** START **

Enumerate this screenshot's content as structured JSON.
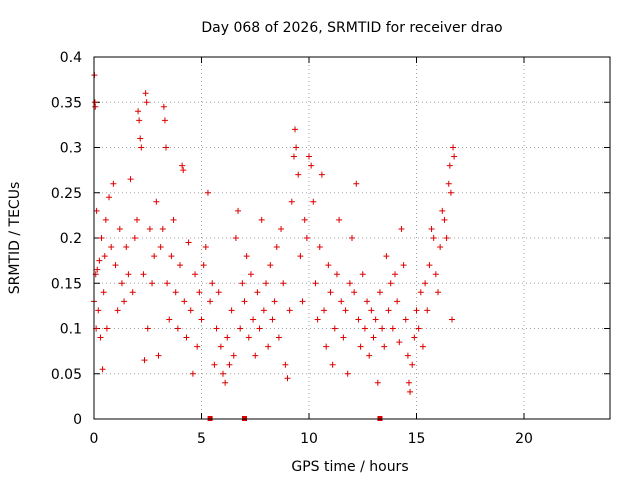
{
  "chart_data": {
    "type": "scatter",
    "title": "Day 068 of 2026, SRMTID for receiver drao",
    "xlabel": "GPS time / hours",
    "ylabel": "SRMTID / TECUs",
    "xlim": [
      0,
      24
    ],
    "ylim": [
      0,
      0.4
    ],
    "x_ticks": [
      0,
      5,
      10,
      15,
      20
    ],
    "x_tick_labels": [
      "0",
      "5",
      "10",
      "15",
      "20"
    ],
    "y_ticks": [
      0,
      0.05,
      0.1,
      0.15,
      0.2,
      0.25,
      0.3,
      0.35,
      0.4
    ],
    "y_tick_labels": [
      "0",
      "0.05",
      "0.1",
      "0.15",
      "0.2",
      "0.25",
      "0.3",
      "0.35",
      "0.4"
    ],
    "grid": true,
    "marker": "+",
    "color": "#dd0000",
    "data_gaps_at_zero": [
      5.4,
      7.0,
      13.3
    ],
    "series": [
      {
        "name": "SRMTID",
        "points": [
          [
            0.0,
            0.13
          ],
          [
            0.02,
            0.38
          ],
          [
            0.04,
            0.35
          ],
          [
            0.06,
            0.345
          ],
          [
            0.08,
            0.16
          ],
          [
            0.1,
            0.1
          ],
          [
            0.12,
            0.23
          ],
          [
            0.15,
            0.165
          ],
          [
            0.2,
            0.12
          ],
          [
            0.25,
            0.175
          ],
          [
            0.3,
            0.09
          ],
          [
            0.35,
            0.2
          ],
          [
            0.4,
            0.055
          ],
          [
            0.45,
            0.14
          ],
          [
            0.5,
            0.18
          ],
          [
            0.55,
            0.22
          ],
          [
            0.6,
            0.1
          ],
          [
            0.7,
            0.245
          ],
          [
            0.8,
            0.19
          ],
          [
            0.9,
            0.26
          ],
          [
            1.0,
            0.17
          ],
          [
            1.1,
            0.12
          ],
          [
            1.2,
            0.21
          ],
          [
            1.3,
            0.15
          ],
          [
            1.4,
            0.13
          ],
          [
            1.5,
            0.19
          ],
          [
            1.6,
            0.16
          ],
          [
            1.7,
            0.265
          ],
          [
            1.8,
            0.14
          ],
          [
            1.9,
            0.2
          ],
          [
            2.0,
            0.22
          ],
          [
            2.05,
            0.34
          ],
          [
            2.1,
            0.33
          ],
          [
            2.15,
            0.31
          ],
          [
            2.2,
            0.3
          ],
          [
            2.3,
            0.16
          ],
          [
            2.35,
            0.065
          ],
          [
            2.4,
            0.36
          ],
          [
            2.45,
            0.35
          ],
          [
            2.5,
            0.1
          ],
          [
            2.6,
            0.21
          ],
          [
            2.7,
            0.15
          ],
          [
            2.8,
            0.18
          ],
          [
            2.9,
            0.24
          ],
          [
            3.0,
            0.07
          ],
          [
            3.1,
            0.19
          ],
          [
            3.2,
            0.21
          ],
          [
            3.25,
            0.345
          ],
          [
            3.3,
            0.33
          ],
          [
            3.35,
            0.3
          ],
          [
            3.4,
            0.15
          ],
          [
            3.5,
            0.11
          ],
          [
            3.6,
            0.18
          ],
          [
            3.7,
            0.22
          ],
          [
            3.8,
            0.14
          ],
          [
            3.9,
            0.1
          ],
          [
            4.0,
            0.17
          ],
          [
            4.1,
            0.28
          ],
          [
            4.15,
            0.275
          ],
          [
            4.2,
            0.13
          ],
          [
            4.3,
            0.09
          ],
          [
            4.4,
            0.195
          ],
          [
            4.5,
            0.12
          ],
          [
            4.6,
            0.05
          ],
          [
            4.7,
            0.16
          ],
          [
            4.8,
            0.08
          ],
          [
            4.9,
            0.14
          ],
          [
            5.0,
            0.11
          ],
          [
            5.1,
            0.17
          ],
          [
            5.2,
            0.19
          ],
          [
            5.3,
            0.25
          ],
          [
            5.4,
            0.13
          ],
          [
            5.5,
            0.15
          ],
          [
            5.6,
            0.06
          ],
          [
            5.7,
            0.1
          ],
          [
            5.8,
            0.14
          ],
          [
            5.9,
            0.08
          ],
          [
            6.0,
            0.05
          ],
          [
            6.1,
            0.04
          ],
          [
            6.2,
            0.09
          ],
          [
            6.3,
            0.06
          ],
          [
            6.4,
            0.12
          ],
          [
            6.5,
            0.07
          ],
          [
            6.6,
            0.2
          ],
          [
            6.7,
            0.23
          ],
          [
            6.8,
            0.1
          ],
          [
            6.9,
            0.15
          ],
          [
            7.0,
            0.13
          ],
          [
            7.1,
            0.18
          ],
          [
            7.2,
            0.09
          ],
          [
            7.3,
            0.16
          ],
          [
            7.4,
            0.11
          ],
          [
            7.5,
            0.07
          ],
          [
            7.6,
            0.14
          ],
          [
            7.7,
            0.1
          ],
          [
            7.8,
            0.22
          ],
          [
            7.9,
            0.12
          ],
          [
            8.0,
            0.15
          ],
          [
            8.1,
            0.08
          ],
          [
            8.2,
            0.17
          ],
          [
            8.3,
            0.11
          ],
          [
            8.4,
            0.13
          ],
          [
            8.5,
            0.19
          ],
          [
            8.6,
            0.09
          ],
          [
            8.7,
            0.21
          ],
          [
            8.8,
            0.15
          ],
          [
            8.9,
            0.06
          ],
          [
            9.0,
            0.045
          ],
          [
            9.1,
            0.12
          ],
          [
            9.2,
            0.24
          ],
          [
            9.3,
            0.29
          ],
          [
            9.35,
            0.32
          ],
          [
            9.4,
            0.3
          ],
          [
            9.5,
            0.27
          ],
          [
            9.6,
            0.18
          ],
          [
            9.7,
            0.13
          ],
          [
            9.8,
            0.22
          ],
          [
            9.9,
            0.2
          ],
          [
            10.0,
            0.29
          ],
          [
            10.1,
            0.28
          ],
          [
            10.2,
            0.24
          ],
          [
            10.3,
            0.15
          ],
          [
            10.4,
            0.11
          ],
          [
            10.5,
            0.19
          ],
          [
            10.6,
            0.27
          ],
          [
            10.7,
            0.12
          ],
          [
            10.8,
            0.08
          ],
          [
            10.9,
            0.17
          ],
          [
            11.0,
            0.14
          ],
          [
            11.1,
            0.06
          ],
          [
            11.2,
            0.1
          ],
          [
            11.3,
            0.16
          ],
          [
            11.4,
            0.22
          ],
          [
            11.5,
            0.13
          ],
          [
            11.6,
            0.09
          ],
          [
            11.7,
            0.12
          ],
          [
            11.8,
            0.05
          ],
          [
            11.9,
            0.15
          ],
          [
            12.0,
            0.2
          ],
          [
            12.1,
            0.14
          ],
          [
            12.2,
            0.26
          ],
          [
            12.3,
            0.11
          ],
          [
            12.4,
            0.08
          ],
          [
            12.5,
            0.16
          ],
          [
            12.6,
            0.1
          ],
          [
            12.7,
            0.13
          ],
          [
            12.8,
            0.07
          ],
          [
            12.9,
            0.12
          ],
          [
            13.0,
            0.09
          ],
          [
            13.1,
            0.11
          ],
          [
            13.2,
            0.04
          ],
          [
            13.3,
            0.14
          ],
          [
            13.4,
            0.1
          ],
          [
            13.5,
            0.08
          ],
          [
            13.6,
            0.18
          ],
          [
            13.7,
            0.12
          ],
          [
            13.8,
            0.15
          ],
          [
            13.9,
            0.1
          ],
          [
            14.0,
            0.16
          ],
          [
            14.1,
            0.13
          ],
          [
            14.2,
            0.085
          ],
          [
            14.3,
            0.21
          ],
          [
            14.4,
            0.17
          ],
          [
            14.5,
            0.11
          ],
          [
            14.6,
            0.07
          ],
          [
            14.65,
            0.04
          ],
          [
            14.7,
            0.03
          ],
          [
            14.8,
            0.06
          ],
          [
            14.9,
            0.09
          ],
          [
            15.0,
            0.12
          ],
          [
            15.1,
            0.1
          ],
          [
            15.2,
            0.14
          ],
          [
            15.3,
            0.08
          ],
          [
            15.4,
            0.15
          ],
          [
            15.5,
            0.12
          ],
          [
            15.6,
            0.17
          ],
          [
            15.7,
            0.21
          ],
          [
            15.8,
            0.2
          ],
          [
            15.9,
            0.16
          ],
          [
            16.0,
            0.14
          ],
          [
            16.1,
            0.19
          ],
          [
            16.2,
            0.23
          ],
          [
            16.3,
            0.22
          ],
          [
            16.4,
            0.2
          ],
          [
            16.5,
            0.26
          ],
          [
            16.55,
            0.28
          ],
          [
            16.6,
            0.25
          ],
          [
            16.65,
            0.11
          ],
          [
            16.7,
            0.3
          ],
          [
            16.75,
            0.29
          ]
        ]
      }
    ]
  }
}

** END **

(Aim): Pick out, from the lines above, every one that contains the string "SRMTID".

(Exercise solution):
    "title": "Day 068 of 2026, SRMTID for receiver drao",
    "ylabel": "SRMTID / TECUs",
        "name": "SRMTID",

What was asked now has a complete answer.